═════ Records for the task

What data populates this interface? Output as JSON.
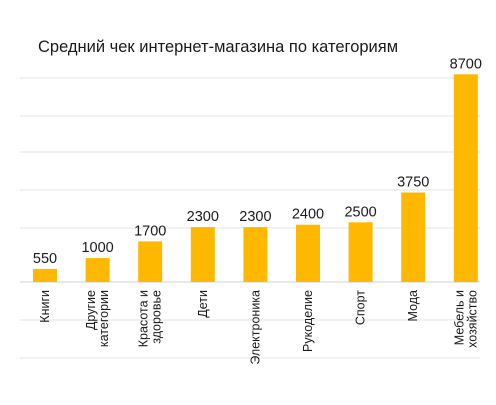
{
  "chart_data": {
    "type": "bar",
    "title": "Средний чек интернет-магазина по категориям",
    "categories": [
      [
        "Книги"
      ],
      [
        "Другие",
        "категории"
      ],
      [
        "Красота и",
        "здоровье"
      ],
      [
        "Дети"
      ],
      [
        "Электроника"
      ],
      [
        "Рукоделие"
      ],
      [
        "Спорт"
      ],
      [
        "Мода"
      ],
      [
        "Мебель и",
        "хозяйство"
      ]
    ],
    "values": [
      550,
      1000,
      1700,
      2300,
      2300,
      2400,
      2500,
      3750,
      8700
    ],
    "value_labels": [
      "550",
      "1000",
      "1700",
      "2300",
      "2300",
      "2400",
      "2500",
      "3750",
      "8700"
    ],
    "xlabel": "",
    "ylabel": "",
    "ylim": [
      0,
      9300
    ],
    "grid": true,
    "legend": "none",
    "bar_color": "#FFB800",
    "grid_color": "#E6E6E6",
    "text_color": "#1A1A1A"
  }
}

══════════
═════ Records for the task

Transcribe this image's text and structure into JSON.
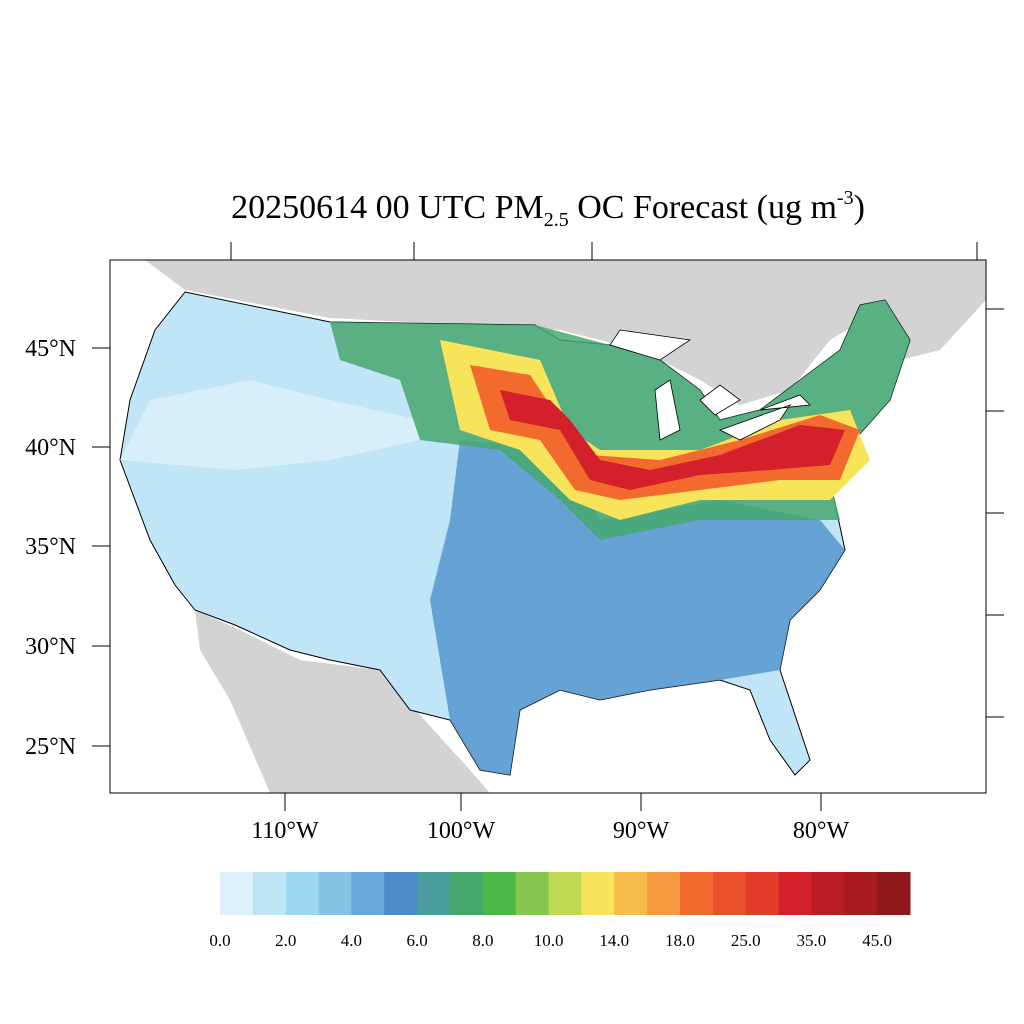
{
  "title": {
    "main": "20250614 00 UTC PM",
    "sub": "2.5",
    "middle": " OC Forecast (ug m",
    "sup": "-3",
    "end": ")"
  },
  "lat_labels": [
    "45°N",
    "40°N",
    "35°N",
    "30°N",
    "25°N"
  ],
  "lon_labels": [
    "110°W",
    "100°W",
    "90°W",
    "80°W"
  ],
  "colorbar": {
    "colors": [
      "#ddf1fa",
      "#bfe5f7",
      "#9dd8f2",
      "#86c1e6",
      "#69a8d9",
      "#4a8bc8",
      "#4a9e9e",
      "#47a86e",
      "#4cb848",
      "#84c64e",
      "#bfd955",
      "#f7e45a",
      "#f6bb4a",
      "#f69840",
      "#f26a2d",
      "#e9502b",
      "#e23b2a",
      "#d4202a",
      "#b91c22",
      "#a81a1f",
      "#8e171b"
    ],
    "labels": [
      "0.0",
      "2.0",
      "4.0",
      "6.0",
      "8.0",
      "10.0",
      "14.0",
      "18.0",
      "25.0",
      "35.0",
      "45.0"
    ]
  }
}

══════════

* _Task statement_: Isolate the lines that hold the word "JSON" and copy all of them.

* _Full output_:
What data populates this interface? Output as JSON.
Transcribe this image's text and structure into JSON.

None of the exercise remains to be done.